[Goal] Retype each record shown below, leaving every character as it is.

[Provided material]
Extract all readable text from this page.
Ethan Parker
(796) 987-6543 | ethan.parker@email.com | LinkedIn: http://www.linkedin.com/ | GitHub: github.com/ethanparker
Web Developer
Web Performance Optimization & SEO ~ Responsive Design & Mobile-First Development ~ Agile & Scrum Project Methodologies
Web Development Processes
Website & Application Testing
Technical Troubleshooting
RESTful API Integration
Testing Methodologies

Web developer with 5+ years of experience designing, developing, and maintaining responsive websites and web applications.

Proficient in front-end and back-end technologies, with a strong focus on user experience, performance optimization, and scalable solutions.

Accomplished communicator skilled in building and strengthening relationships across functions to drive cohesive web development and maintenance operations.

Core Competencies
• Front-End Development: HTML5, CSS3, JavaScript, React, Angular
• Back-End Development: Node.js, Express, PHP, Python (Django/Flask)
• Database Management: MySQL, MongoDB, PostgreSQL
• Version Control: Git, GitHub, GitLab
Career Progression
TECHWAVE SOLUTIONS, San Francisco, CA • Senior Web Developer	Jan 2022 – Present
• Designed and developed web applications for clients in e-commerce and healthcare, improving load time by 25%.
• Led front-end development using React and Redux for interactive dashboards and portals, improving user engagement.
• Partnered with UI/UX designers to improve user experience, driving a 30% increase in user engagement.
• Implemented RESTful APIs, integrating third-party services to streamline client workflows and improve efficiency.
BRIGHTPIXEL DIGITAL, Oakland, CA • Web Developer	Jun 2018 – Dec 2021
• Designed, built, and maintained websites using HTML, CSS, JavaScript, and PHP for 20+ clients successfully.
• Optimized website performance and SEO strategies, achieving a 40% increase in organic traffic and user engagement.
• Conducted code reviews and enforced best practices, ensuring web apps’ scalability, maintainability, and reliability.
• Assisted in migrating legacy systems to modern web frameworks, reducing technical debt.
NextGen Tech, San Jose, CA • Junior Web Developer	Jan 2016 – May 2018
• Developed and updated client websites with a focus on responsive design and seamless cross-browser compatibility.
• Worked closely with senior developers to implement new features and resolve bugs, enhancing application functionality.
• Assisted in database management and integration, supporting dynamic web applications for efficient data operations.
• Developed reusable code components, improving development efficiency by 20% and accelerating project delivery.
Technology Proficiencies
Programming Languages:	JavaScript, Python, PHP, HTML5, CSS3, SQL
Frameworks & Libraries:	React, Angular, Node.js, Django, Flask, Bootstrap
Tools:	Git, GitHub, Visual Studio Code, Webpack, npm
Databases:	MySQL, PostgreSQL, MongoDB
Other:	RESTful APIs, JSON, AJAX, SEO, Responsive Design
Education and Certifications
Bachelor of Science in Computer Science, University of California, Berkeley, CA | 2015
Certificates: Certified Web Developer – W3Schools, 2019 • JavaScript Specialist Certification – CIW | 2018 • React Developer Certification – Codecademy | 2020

[In response]
Extract all readable text from this page.
Ethan Parker
(796) 987-6543 | ethan.parker@email.com | LinkedIn: http://www.linkedin.com/ | GitHub: github.com/ethanparker
Web Developer
Web Performance Optimization & SEO ~ Responsive Design & Mobile-First Development ~ Agile & Scrum Project Methodologies
Web Development Processes
Website & Application Testing
Technical Troubleshooting
RESTful API Integration
Testing Methodologies

Web developer with 5+ years of experience designing, developing, and maintaining responsive websites and web applications.

Proficient in front-end and back-end technologies, with a strong focus on user experience, performance optimization, and scalable solutions.

Accomplished communicator skilled in building and strengthening relationships across functions to drive cohesive web development and maintenance operations.

Core Competencies
• Front-End Development: HTML5, CSS3, JavaScript, React, Angular
• Back-End Development: Node.js, Express, PHP, Python (Django/Flask)
• Database Management: MySQL, MongoDB, PostgreSQL
• Version Control: Git, GitHub, GitLab
Career Progression
TECHWAVE SOLUTIONS, San Francisco, CA • Senior Web Developer	Jan 2022 – Present
• Designed and developed web applications for clients in e-commerce and healthcare, improving load time by 25%.
• Led front-end development using React and Redux for interactive dashboards and portals, improving user engagement.
• Partnered with UI/UX designers to improve user experience, driving a 30% increase in user engagement.
• Implemented RESTful APIs, integrating third-party services to streamline client workflows and improve efficiency.
BRIGHTPIXEL DIGITAL, Oakland, CA • Web Developer	Jun 2018 – Dec 2021
• Designed, built, and maintained websites using HTML, CSS, JavaScript, and PHP for 20+ clients successfully.
• Optimized website performance and SEO strategies, achieving a 40% increase in organic traffic and user engagement.
• Conducted code reviews and enforced best practices, ensuring web apps’ scalability, maintainability, and reliability.
• Assisted in migrating legacy systems to modern web frameworks, reducing technical debt.
NextGen Tech, San Jose, CA • Junior Web Developer	Jan 2016 – May 2018
• Developed and updated client websites with a focus on responsive design and seamless cross-browser compatibility.
• Worked closely with senior developers to implement new features and resolve bugs, enhancing application functionality.
• Assisted in database management and integration, supporting dynamic web applications for efficient data operations.
• Developed reusable code components, improving development efficiency by 20% and accelerating project delivery.
Technology Proficiencies
Programming Languages:	JavaScript, Python, PHP, HTML5, CSS3, SQL
Frameworks & Libraries:	React, Angular, Node.js, Django, Flask, Bootstrap
Tools:	Git, GitHub, Visual Studio Code, Webpack, npm
Databases:	MySQL, PostgreSQL, MongoDB
Other:	RESTful APIs, JSON, AJAX, SEO, Responsive Design
Education and Certifications
Bachelor of Science in Computer Science, University of California, Berkeley, CA | 2015
Certificates: Certified Web Developer – W3Schools, 2019 • JavaScript Specialist Certification – CIW | 2018 • React Developer Certification – Codecademy | 2020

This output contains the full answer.